# TASK DETAILS
Skip the images. Copy the records exactly as written.

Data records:
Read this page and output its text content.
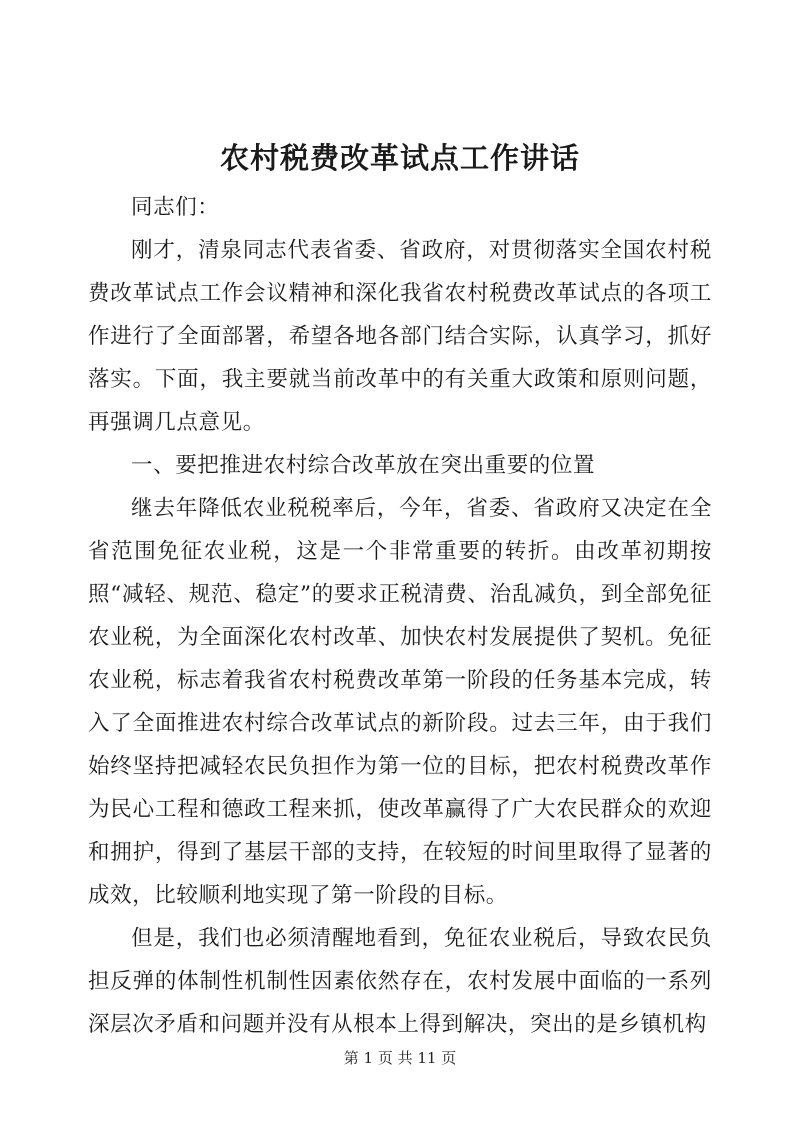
农村税费改革试点工作讲话

同志们：

刚才，清泉同志代表省委、省政府，对贯彻落实全国农村税费改革试点工作会议精神和深化我省农村税费改革试点的各项工作进行了全面部署，希望各地各部门结合实际，认真学习，抓好落实。下面，我主要就当前改革中的有关重大政策和原则问题，再强调几点意见。

一、要把推进农村综合改革放在突出重要的位置

继去年降低农业税税率后，今年，省委、省政府又决定在全省范围免征农业税，这是一个非常重要的转折。由改革初期按照“减轻、规范、稳定”的要求正税清费、治乱减负，到全部免征农业税，为全面深化农村改革、加快农村发展提供了契机。免征农业税，标志着我省农村税费改革第一阶段的任务基本完成，转入了全面推进农村综合改革试点的新阶段。过去三年，由于我们始终坚持把减轻农民负担作为第一位的目标，把农村税费改革作为民心工程和德政工程来抓，使改革赢得了广大农民群众的欢迎和拥护，得到了基层干部的支持，在较短的时间里取得了显著的成效，比较顺利地实现了第一阶段的目标。

但是，我们也必须清醒地看到，免征农业税后，导致农民负担反弹的体制性机制性因素依然存在，农村发展中面临的一系列深层次矛盾和问题并没有从根本上得到解决，突出的是乡镇机构

第 1 页 共 11 页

# TASK SOLUTION
Read this page and output its text content.
农村税费改革试点工作讲话

同志们：

刚才，清泉同志代表省委、省政府，对贯彻落实全国农村税费改革试点工作会议精神和深化我省农村税费改革试点的各项工作进行了全面部署，希望各地各部门结合实际，认真学习，抓好落实。下面，我主要就当前改革中的有关重大政策和原则问题，再强调几点意见。

一、要把推进农村综合改革放在突出重要的位置

继去年降低农业税税率后，今年，省委、省政府又决定在全省范围免征农业税，这是一个非常重要的转折。由改革初期按照“减轻、规范、稳定”的要求正税清费、治乱减负，到全部免征农业税，为全面深化农村改革、加快农村发展提供了契机。免征农业税，标志着我省农村税费改革第一阶段的任务基本完成，转入了全面推进农村综合改革试点的新阶段。过去三年，由于我们始终坚持把减轻农民负担作为第一位的目标，把农村税费改革作为民心工程和德政工程来抓，使改革赢得了广大农民群众的欢迎和拥护，得到了基层干部的支持，在较短的时间里取得了显著的成效，比较顺利地实现了第一阶段的目标。

但是，我们也必须清醒地看到，免征农业税后，导致农民负担反弹的体制性机制性因素依然存在，农村发展中面临的一系列深层次矛盾和问题并没有从根本上得到解决，突出的是乡镇机构

第 1 页 共 11 页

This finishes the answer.